> Exercise task:
Using the data below, copy every line that contains the word "color".

> Items:
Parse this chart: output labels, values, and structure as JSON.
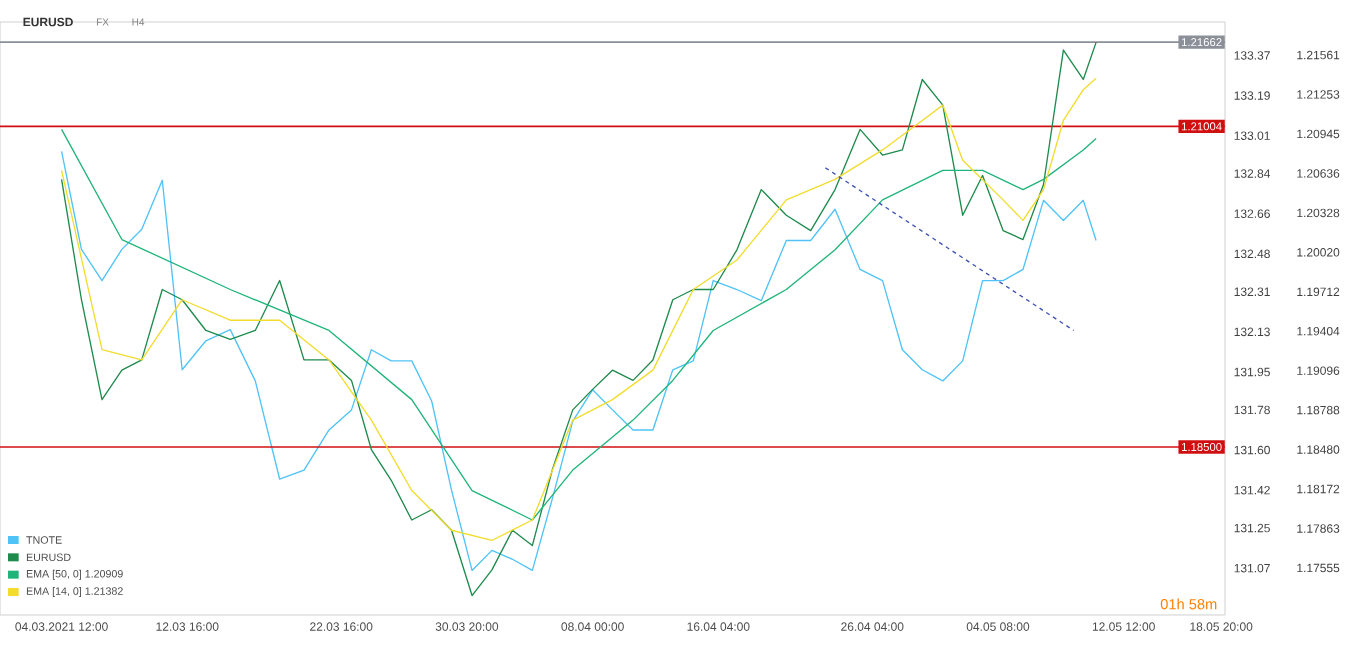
{
  "chart_data": {
    "type": "line",
    "title": "EURUSD",
    "annotations": [
      "FX",
      "H4",
      "01h 58m"
    ],
    "x": [
      "2021-03-04T12:00",
      "2021-03-05T19:00",
      "2021-03-07T03:00",
      "2021-03-08T10:00",
      "2021-03-09T17:00",
      "2021-03-11T01:00",
      "2021-03-12T08:00",
      "2021-03-13T21:00",
      "2021-03-15T11:00",
      "2021-03-17T02:00",
      "2021-03-18T16:00",
      "2021-03-20T06:00",
      "2021-03-21T21:00",
      "2021-03-23T08:00",
      "2021-03-24T15:00",
      "2021-03-25T22:00",
      "2021-03-27T06:00",
      "2021-03-28T13:00",
      "2021-03-29T20:00",
      "2021-03-31T04:00",
      "2021-04-01T11:00",
      "2021-04-02T19:00",
      "2021-04-04T02:00",
      "2021-04-05T09:00",
      "2021-04-06T17:00",
      "2021-04-08T00:00",
      "2021-04-09T07:00",
      "2021-04-10T15:00",
      "2021-04-11T22:00",
      "2021-04-13T05:00",
      "2021-04-14T13:00",
      "2021-04-15T20:00",
      "2021-04-17T09:00",
      "2021-04-18T23:00",
      "2021-04-20T14:00",
      "2021-04-22T04:00",
      "2021-04-23T18:00",
      "2021-04-25T09:00",
      "2021-04-26T20:00",
      "2021-04-28T03:00",
      "2021-04-29T10:00",
      "2021-04-30T18:00",
      "2021-05-02T01:00",
      "2021-05-03T08:00",
      "2021-05-04T16:00",
      "2021-05-05T23:00",
      "2021-05-07T07:00",
      "2021-05-08T14:00",
      "2021-05-09T21:00",
      "2021-05-10T17:00"
    ],
    "series": [
      {
        "name": "TNOTE",
        "color": "#4fc3f7",
        "values": [
          132.94,
          132.5,
          132.36,
          132.5,
          132.59,
          132.81,
          131.96,
          132.09,
          132.14,
          131.91,
          131.47,
          131.51,
          131.69,
          131.78,
          132.05,
          132.0,
          132.0,
          131.82,
          131.42,
          131.06,
          131.15,
          131.11,
          131.06,
          131.38,
          131.73,
          131.87,
          131.78,
          131.69,
          131.69,
          131.96,
          132.0,
          132.36,
          132.32,
          132.27,
          132.54,
          132.54,
          132.68,
          132.41,
          132.36,
          132.05,
          131.96,
          131.91,
          132.0,
          132.36,
          132.36,
          132.41,
          132.72,
          132.63,
          132.72,
          132.54
        ]
      },
      {
        "name": "EURUSD",
        "color": "#1e8a4c",
        "axis": "y2",
        "values": [
          1.2059,
          1.1965,
          1.1887,
          1.191,
          1.1918,
          1.1973,
          1.1965,
          1.1941,
          1.1934,
          1.1941,
          1.198,
          1.1918,
          1.1918,
          1.1902,
          1.1848,
          1.1824,
          1.1793,
          1.1801,
          1.1785,
          1.1734,
          1.1754,
          1.1785,
          1.1773,
          1.1832,
          1.1879,
          1.1895,
          1.191,
          1.1902,
          1.1918,
          1.1965,
          1.1973,
          1.1973,
          1.2004,
          1.2051,
          1.2031,
          1.2019,
          1.2051,
          1.2098,
          1.2078,
          1.2082,
          1.2137,
          1.2117,
          1.2031,
          1.2062,
          1.2019,
          1.2012,
          1.2055,
          1.216,
          1.2137,
          1.2166
        ]
      },
      {
        "name": "EMA [50, 0] 1.20909",
        "color": "#1fb57a",
        "axis": "y2",
        "x": [
          "2021-03-04T12:00",
          "2021-03-08T10:00",
          "2021-03-15T11:00",
          "2021-03-21T21:00",
          "2021-03-27T06:00",
          "2021-03-31T04:00",
          "2021-04-04T02:00",
          "2021-04-06T17:00",
          "2021-04-10T15:00",
          "2021-04-13T05:00",
          "2021-04-15T20:00",
          "2021-04-20T14:00",
          "2021-04-23T18:00",
          "2021-04-26T20:00",
          "2021-04-30T18:00",
          "2021-05-03T08:00",
          "2021-05-05T23:00",
          "2021-05-07T07:00",
          "2021-05-09T21:00",
          "2021-05-10T17:00"
        ],
        "values": [
          1.2098,
          1.2012,
          1.1973,
          1.1941,
          1.1887,
          1.1816,
          1.1793,
          1.1832,
          1.1871,
          1.1902,
          1.1941,
          1.1973,
          1.2004,
          1.2043,
          1.2066,
          1.2066,
          1.2051,
          1.2059,
          1.2082,
          1.2091
        ]
      },
      {
        "name": "EMA [14, 0] 1.21382",
        "color": "#f2dc2c",
        "axis": "y2",
        "x": [
          "2021-03-04T12:00",
          "2021-03-07T03:00",
          "2021-03-09T17:00",
          "2021-03-12T08:00",
          "2021-03-15T11:00",
          "2021-03-18T16:00",
          "2021-03-21T21:00",
          "2021-03-24T15:00",
          "2021-03-27T06:00",
          "2021-03-29T20:00",
          "2021-04-01T11:00",
          "2021-04-04T02:00",
          "2021-04-06T17:00",
          "2021-04-09T07:00",
          "2021-04-11T22:00",
          "2021-04-14T13:00",
          "2021-04-17T09:00",
          "2021-04-20T14:00",
          "2021-04-23T18:00",
          "2021-04-26T20:00",
          "2021-04-29T10:00",
          "2021-04-30T18:00",
          "2021-05-02T01:00",
          "2021-05-04T16:00",
          "2021-05-05T23:00",
          "2021-05-07T07:00",
          "2021-05-08T14:00",
          "2021-05-09T21:00",
          "2021-05-10T17:00"
        ],
        "values": [
          1.2066,
          1.1926,
          1.1918,
          1.1965,
          1.1949,
          1.1949,
          1.1918,
          1.1871,
          1.1816,
          1.1785,
          1.1777,
          1.1793,
          1.1871,
          1.1887,
          1.191,
          1.1973,
          1.1996,
          1.2043,
          1.2059,
          1.2082,
          1.2105,
          1.2117,
          1.2074,
          1.2043,
          1.2027,
          1.2051,
          1.2105,
          1.2129,
          1.2138
        ]
      },
      {
        "type": "line",
        "color": "#3f51b5",
        "axis": "y2",
        "line_style": "dashed",
        "x": [
          "2021-04-23T03:00",
          "2021-05-09T06:00"
        ],
        "values": [
          1.2068,
          1.1941
        ]
      }
    ],
    "xlim": [
      "2021-02-28T12:00",
      "2021-05-19T02:00"
    ],
    "xticks": [
      {
        "value": "2021-03-04T12:00",
        "label": "04.03.2021  12:00"
      },
      {
        "value": "2021-03-12T16:00",
        "label": "12.03  16:00"
      },
      {
        "value": "2021-03-22T16:00",
        "label": "22.03  16:00"
      },
      {
        "value": "2021-03-30T20:00",
        "label": "30.03  20:00"
      },
      {
        "value": "2021-04-08T00:00",
        "label": "08.04  00:00"
      },
      {
        "value": "2021-04-16T04:00",
        "label": "16.04  04:00"
      },
      {
        "value": "2021-04-26T04:00",
        "label": "26.04  04:00"
      },
      {
        "value": "2021-05-04T08:00",
        "label": "04.05  08:00"
      },
      {
        "value": "2021-05-12T12:00",
        "label": "12.05  12:00"
      },
      {
        "value": "2021-05-18T20:00",
        "label": "18.05  20:00"
      }
    ],
    "ylim": [
      130.86,
      133.52
    ],
    "yticks": [
      131.07,
      131.25,
      131.42,
      {
        "value": 131.6,
        "label": "131.60"
      },
      131.78,
      131.95,
      132.13,
      132.31,
      132.48,
      132.66,
      132.84,
      133.01,
      133.19,
      133.37
    ],
    "y2lim": [
      1.17188,
      1.21819
    ],
    "y2ticks": [
      1.17555,
      1.17863,
      1.18172,
      {
        "value": 1.1848,
        "label": "1.18480"
      },
      1.18788,
      1.19096,
      1.19404,
      1.19712,
      {
        "value": 1.2002,
        "label": "1.20020"
      },
      1.20328,
      1.20636,
      1.20945,
      1.21253,
      1.21561
    ],
    "ref_lines": [
      {
        "axis": "y2",
        "value": 1.21004,
        "label": "1.21004",
        "color": "#d01010"
      },
      {
        "axis": "y2",
        "value": 1.185,
        "label": "1.18500",
        "color": "#d01010"
      },
      {
        "axis": "y2",
        "value": 1.21662,
        "label": "1.21662",
        "color": "#8a8f98"
      }
    ],
    "grid": false,
    "marker": "none",
    "line_style": "solid",
    "legend": "bottom"
  }
}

> Exercise result:
        "color": "#4fc3f7",
        "color": "#1e8a4c",
        "color": "#1fb57a",
        "color": "#f2dc2c",
        "color": "#3f51b5",
        "color": "#d01010"
        "color": "#d01010"
        "color": "#8a8f98"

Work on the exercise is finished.